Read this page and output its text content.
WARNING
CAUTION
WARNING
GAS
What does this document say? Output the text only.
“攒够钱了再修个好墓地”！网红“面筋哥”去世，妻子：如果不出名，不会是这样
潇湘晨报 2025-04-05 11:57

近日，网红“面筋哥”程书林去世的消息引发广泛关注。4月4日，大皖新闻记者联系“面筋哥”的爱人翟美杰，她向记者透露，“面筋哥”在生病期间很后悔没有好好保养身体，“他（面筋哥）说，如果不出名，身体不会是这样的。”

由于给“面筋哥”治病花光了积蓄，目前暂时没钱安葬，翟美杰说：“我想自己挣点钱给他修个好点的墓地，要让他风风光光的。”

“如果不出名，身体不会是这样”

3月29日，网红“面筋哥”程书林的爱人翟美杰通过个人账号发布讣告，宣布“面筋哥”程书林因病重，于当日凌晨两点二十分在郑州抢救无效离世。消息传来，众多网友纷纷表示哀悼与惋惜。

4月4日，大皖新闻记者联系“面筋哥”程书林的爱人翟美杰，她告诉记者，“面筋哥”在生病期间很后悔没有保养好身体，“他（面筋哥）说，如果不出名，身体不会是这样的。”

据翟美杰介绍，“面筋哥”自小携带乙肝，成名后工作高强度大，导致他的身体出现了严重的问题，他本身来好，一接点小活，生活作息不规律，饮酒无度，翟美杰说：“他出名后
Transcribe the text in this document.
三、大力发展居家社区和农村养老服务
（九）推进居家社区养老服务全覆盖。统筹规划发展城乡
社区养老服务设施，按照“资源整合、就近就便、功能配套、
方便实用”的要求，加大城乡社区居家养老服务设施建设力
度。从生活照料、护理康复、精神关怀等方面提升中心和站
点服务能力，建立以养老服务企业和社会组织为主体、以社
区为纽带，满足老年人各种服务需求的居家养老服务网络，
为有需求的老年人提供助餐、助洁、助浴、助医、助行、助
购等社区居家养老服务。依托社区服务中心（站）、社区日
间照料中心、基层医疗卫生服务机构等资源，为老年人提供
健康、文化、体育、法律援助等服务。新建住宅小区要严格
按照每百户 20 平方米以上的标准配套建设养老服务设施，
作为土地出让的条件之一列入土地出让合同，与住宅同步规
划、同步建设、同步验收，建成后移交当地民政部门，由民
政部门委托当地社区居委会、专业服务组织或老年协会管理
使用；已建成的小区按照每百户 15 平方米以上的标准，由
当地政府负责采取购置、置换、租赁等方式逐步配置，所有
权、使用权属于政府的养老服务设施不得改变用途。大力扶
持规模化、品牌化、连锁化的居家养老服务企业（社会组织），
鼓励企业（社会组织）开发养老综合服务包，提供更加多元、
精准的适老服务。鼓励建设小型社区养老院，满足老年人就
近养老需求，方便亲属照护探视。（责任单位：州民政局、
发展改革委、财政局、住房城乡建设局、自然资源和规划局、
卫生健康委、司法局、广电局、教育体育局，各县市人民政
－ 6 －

**AIM:**
Every record above should be output exactly.

**RESPONSE BELOW:**
Read this page and output its text content.
WARNING
CAUTION
WARNING
GAS
What does this document say? Output the text only.
“攒够钱了再修个好墓地”！网红“面筋哥”去世，妻子：如果不出名，不会是这样
潇湘晨报 2025-04-05 11:57

近日，网红“面筋哥”程书林去世的消息引发广泛关注。4月4日，大皖新闻记者联系“面筋哥”的爱人翟美杰，她向记者透露，“面筋哥”在生病期间很后悔没有好好保养身体，“他（面筋哥）说，如果不出名，身体不会是这样的。”

由于给“面筋哥”治病花光了积蓄，目前暂时没钱安葬，翟美杰说：“我想自己挣点钱给他修个好点的墓地，要让他风风光光的。”

“如果不出名，身体不会是这样”

3月29日，网红“面筋哥”程书林的爱人翟美杰通过个人账号发布讣告，宣布“面筋哥”程书林因病重，于当日凌晨两点二十分在郑州抢救无效离世。消息传来，众多网友纷纷表示哀悼与惋惜。

4月4日，大皖新闻记者联系“面筋哥”程书林的爱人翟美杰，她告诉记者，“面筋哥”在生病期间很后悔没有保养好身体，“他（面筋哥）说，如果不出名，身体不会是这样的。”

据翟美杰介绍，“面筋哥”自小携带乙肝，成名后工作高强度大，导致他的身体出现了严重的问题，他本身来好，一接点小活，生活作息不规律，饮酒无度，翟美杰说：“他出名后
Transcribe the text in this document.
三、大力发展居家社区和农村养老服务
（九）推进居家社区养老服务全覆盖。统筹规划发展城乡
社区养老服务设施，按照“资源整合、就近就便、功能配套、
方便实用”的要求，加大城乡社区居家养老服务设施建设力
度。从生活照料、护理康复、精神关怀等方面提升中心和站
点服务能力，建立以养老服务企业和社会组织为主体、以社
区为纽带，满足老年人各种服务需求的居家养老服务网络，
为有需求的老年人提供助餐、助洁、助浴、助医、助行、助
购等社区居家养老服务。依托社区服务中心（站）、社区日
间照料中心、基层医疗卫生服务机构等资源，为老年人提供
健康、文化、体育、法律援助等服务。新建住宅小区要严格
按照每百户 20 平方米以上的标准配套建设养老服务设施，
作为土地出让的条件之一列入土地出让合同，与住宅同步规
划、同步建设、同步验收，建成后移交当地民政部门，由民
政部门委托当地社区居委会、专业服务组织或老年协会管理
使用；已建成的小区按照每百户 15 平方米以上的标准，由
当地政府负责采取购置、置换、租赁等方式逐步配置，所有
权、使用权属于政府的养老服务设施不得改变用途。大力扶
持规模化、品牌化、连锁化的居家养老服务企业（社会组织），
鼓励企业（社会组织）开发养老综合服务包，提供更加多元、
精准的适老服务。鼓励建设小型社区养老院，满足老年人就
近养老需求，方便亲属照护探视。（责任单位：州民政局、
发展改革委、财政局、住房城乡建设局、自然资源和规划局、
卫生健康委、司法局、广电局、教育体育局，各县市人民政
－ 6 －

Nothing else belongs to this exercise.